START The data
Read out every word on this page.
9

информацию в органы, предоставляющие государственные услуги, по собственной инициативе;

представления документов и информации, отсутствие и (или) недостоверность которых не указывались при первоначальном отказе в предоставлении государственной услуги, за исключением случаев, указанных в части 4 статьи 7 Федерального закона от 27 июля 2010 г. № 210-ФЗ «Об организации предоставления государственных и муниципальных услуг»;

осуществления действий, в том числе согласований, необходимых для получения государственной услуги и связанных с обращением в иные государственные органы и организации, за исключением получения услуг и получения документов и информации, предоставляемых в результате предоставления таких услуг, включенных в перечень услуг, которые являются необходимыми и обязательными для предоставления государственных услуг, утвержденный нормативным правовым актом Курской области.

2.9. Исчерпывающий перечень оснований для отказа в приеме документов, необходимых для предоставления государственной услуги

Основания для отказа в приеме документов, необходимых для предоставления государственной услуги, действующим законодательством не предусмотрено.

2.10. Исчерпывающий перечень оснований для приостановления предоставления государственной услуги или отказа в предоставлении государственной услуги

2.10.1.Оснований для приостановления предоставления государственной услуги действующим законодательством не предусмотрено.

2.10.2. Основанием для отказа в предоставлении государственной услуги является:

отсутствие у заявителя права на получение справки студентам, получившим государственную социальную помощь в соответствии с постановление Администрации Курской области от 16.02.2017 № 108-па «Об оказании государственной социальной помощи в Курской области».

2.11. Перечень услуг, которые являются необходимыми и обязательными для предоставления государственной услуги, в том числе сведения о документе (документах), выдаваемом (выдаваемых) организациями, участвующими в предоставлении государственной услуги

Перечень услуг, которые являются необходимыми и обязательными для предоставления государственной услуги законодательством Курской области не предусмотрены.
END The data
## Problem requirements
Scan the lines for the string "предусмотрено". Pick out every line that has it.

## Task result
Основания для отказа в приеме документов, необходимых для предоставления государственной услуги, действующим законодательством не предусмотрено.
2.10.1.Оснований для приостановления предоставления государственной услуги действующим законодательством не предусмотрено.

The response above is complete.